# BDA1 - Spark

**Submission by:**
- Julius Kittler (julki092)
- Maximilian Pfundstein (maxpf364)

In this set of exercises you will work exclusively with Spark. This means that in your programs, you only need to create the `SparkContext`.
In a number of exercises you will be asked to calculated temperature averages (daily and monthly). These are not always computed according to the standard definition of ‘average’. In this domain the daily average temperature is calculated by averaging the daily measured maximum and the daily measured minimum temperatures. The monthly average is calculated by averaging the daily maximums and minimums for that month. For example, to get the monthly average for October, take maximums and minimums for each day, sum them up and divide by 62 (which is the same as taking the daily averages, summing them up and divide by the number of days).
☆ ☆ ☆ ☆ ☆
Tasks to carry out
• 1. List, in order, the steps that the Spark exercise page gives for getting the monthly average for October.
• 2. Using the Spark exercise page, state whether each statement agrees with it. Answer yes or no and quote the words that decide it.
(a) The programs need only a `SparkContext` to be created.
(b) The daily average temperature is the mean of all measurements taken that day.
(c) The temperature averages always follow the standard definition of "average."
• 3. Update the Spark exercise page, replacing "maximums" with "maxima". Begin at the words "- Maximilian Pfundstein" and stop after "number of days).".
☆ ☆ ☆ ☆ ☆
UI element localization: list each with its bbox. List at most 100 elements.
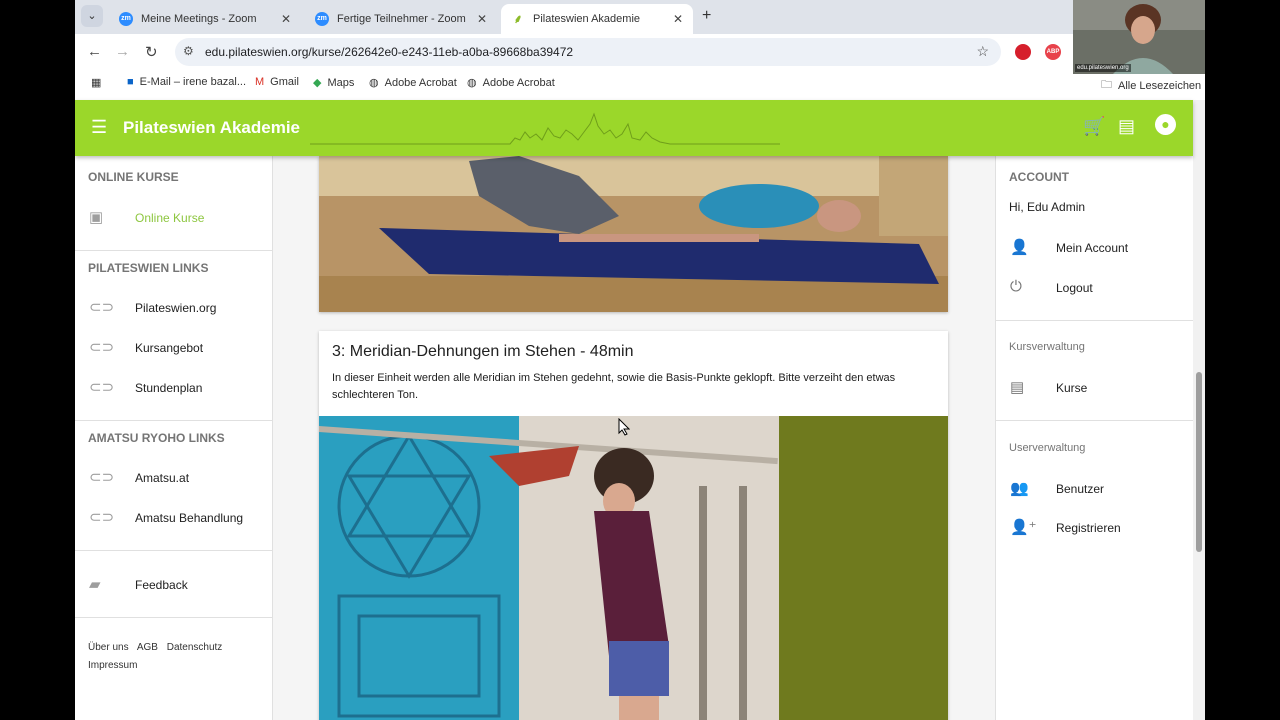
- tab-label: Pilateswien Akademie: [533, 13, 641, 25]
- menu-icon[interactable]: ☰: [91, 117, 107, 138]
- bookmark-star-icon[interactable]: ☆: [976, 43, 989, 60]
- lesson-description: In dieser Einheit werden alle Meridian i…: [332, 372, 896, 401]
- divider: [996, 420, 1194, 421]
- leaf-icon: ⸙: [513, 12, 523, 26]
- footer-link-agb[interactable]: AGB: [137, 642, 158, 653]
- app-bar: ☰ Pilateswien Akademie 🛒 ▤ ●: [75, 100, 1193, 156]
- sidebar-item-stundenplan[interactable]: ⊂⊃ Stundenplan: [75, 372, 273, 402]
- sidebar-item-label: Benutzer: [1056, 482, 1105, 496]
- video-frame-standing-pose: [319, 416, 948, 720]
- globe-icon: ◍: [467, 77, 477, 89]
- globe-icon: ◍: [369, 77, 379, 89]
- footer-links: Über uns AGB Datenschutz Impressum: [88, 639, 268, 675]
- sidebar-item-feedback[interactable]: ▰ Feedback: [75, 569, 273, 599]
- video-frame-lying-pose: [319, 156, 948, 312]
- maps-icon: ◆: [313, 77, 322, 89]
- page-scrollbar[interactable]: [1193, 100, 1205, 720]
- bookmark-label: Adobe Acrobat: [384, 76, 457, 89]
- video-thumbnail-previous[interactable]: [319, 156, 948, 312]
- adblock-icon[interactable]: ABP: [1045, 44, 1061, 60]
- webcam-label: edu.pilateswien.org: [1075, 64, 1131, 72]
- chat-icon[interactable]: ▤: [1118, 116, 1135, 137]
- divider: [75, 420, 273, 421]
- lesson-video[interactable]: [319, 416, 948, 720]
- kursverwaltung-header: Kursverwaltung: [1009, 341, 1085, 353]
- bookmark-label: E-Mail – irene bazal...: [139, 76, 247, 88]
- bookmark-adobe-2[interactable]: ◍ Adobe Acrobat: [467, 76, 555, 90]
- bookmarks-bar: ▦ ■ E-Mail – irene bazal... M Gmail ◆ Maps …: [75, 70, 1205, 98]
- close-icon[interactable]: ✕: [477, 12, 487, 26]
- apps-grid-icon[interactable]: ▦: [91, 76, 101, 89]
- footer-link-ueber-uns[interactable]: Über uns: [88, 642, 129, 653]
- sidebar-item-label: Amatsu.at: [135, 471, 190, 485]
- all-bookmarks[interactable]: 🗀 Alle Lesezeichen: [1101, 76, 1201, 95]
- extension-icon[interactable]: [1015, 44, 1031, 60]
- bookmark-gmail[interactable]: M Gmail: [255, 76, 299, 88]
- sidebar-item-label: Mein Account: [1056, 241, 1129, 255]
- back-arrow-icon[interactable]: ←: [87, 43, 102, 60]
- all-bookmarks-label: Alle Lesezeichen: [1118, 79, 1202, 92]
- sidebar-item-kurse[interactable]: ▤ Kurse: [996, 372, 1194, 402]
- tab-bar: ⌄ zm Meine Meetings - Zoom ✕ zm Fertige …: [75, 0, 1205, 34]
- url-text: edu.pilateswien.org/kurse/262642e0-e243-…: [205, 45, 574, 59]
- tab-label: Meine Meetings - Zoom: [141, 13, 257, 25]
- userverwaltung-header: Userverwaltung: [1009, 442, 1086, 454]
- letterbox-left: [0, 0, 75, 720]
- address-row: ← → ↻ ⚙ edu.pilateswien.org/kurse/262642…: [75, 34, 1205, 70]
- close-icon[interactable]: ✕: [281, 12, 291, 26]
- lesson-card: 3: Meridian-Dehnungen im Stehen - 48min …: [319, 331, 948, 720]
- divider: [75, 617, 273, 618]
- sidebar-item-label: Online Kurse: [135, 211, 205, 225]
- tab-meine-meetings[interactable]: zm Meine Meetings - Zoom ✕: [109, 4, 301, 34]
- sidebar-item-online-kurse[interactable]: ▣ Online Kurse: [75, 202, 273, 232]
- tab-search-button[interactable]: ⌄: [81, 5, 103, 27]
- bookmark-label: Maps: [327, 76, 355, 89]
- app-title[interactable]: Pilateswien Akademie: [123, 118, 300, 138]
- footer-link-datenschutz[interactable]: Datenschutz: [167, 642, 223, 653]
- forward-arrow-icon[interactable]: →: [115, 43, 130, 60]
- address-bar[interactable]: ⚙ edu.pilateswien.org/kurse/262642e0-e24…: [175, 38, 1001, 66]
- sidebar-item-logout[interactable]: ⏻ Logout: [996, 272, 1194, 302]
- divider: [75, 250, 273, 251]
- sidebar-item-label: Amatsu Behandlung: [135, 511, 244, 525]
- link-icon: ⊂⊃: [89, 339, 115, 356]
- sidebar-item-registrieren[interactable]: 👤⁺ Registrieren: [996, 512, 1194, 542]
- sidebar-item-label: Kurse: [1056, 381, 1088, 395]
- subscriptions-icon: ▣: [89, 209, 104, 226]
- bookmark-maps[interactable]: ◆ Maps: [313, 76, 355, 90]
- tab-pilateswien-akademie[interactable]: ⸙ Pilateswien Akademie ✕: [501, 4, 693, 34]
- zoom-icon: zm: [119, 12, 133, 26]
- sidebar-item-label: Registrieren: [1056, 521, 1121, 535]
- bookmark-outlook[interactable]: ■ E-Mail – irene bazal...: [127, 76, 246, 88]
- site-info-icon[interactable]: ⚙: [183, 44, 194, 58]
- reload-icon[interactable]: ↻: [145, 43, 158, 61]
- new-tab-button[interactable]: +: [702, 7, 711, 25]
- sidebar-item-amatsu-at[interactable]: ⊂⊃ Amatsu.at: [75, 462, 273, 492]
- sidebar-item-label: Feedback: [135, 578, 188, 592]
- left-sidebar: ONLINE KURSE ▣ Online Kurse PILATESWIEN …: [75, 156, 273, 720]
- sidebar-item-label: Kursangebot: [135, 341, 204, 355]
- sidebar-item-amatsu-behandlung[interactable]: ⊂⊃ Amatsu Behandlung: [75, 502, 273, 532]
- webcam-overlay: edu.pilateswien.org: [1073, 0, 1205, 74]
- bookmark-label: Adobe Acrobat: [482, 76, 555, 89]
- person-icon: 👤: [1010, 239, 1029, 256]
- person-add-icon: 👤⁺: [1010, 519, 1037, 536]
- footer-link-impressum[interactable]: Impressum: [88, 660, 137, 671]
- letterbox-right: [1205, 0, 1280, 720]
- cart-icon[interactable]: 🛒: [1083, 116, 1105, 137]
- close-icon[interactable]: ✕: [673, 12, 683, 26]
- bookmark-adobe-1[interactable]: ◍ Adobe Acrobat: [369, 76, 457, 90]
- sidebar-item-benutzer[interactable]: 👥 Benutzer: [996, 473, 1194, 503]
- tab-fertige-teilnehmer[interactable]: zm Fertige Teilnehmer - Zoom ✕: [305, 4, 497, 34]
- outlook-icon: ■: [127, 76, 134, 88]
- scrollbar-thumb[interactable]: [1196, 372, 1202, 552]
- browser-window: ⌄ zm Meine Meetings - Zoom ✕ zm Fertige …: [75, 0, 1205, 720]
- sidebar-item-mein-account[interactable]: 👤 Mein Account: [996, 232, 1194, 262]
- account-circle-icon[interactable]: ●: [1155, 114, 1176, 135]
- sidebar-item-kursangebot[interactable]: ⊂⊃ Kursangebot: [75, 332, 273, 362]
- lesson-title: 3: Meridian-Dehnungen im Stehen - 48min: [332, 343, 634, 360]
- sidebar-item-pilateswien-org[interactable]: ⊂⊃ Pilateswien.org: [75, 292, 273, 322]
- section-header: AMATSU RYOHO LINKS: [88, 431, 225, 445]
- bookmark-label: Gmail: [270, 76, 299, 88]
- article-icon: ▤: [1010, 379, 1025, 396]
☆ ☆ ☆ ☆ ☆
Worked solutions
• 1.
1. Take the maximums and minimums for each day.
2. Sum them up.
3. Divide by 62.

• 2.
(a) Yes: "you only need to create the `SparkContext`"
(b) No: "the daily average temperature is calculated by averaging the daily measured maximum and the daily measured minimum temperatures"
(c) No: "These are not always computed according to the standard definition of ‘average’."

• 3.
- Maximilian Pfundstein (maxpf364)

In this set of exercises you will work exclusively with Spark. This means that in your programs, you only need to create the `SparkContext`.
In a number of exercises you will be asked to calculated temperature averages (daily and monthly). These are not always computed according to the standard definition of ‘average’. In this domain the daily average temperature is calculated by averaging the daily measured maximum and the daily measured minimum temperatures. The monthly average is calculated by averaging the daily maxima and minimums for that month. For example, to get the monthly average for October, take maxima and minimums for each day, sum them up and divide by 62 (which is the same as taking the daily averages, summing them up and divide by the number of days).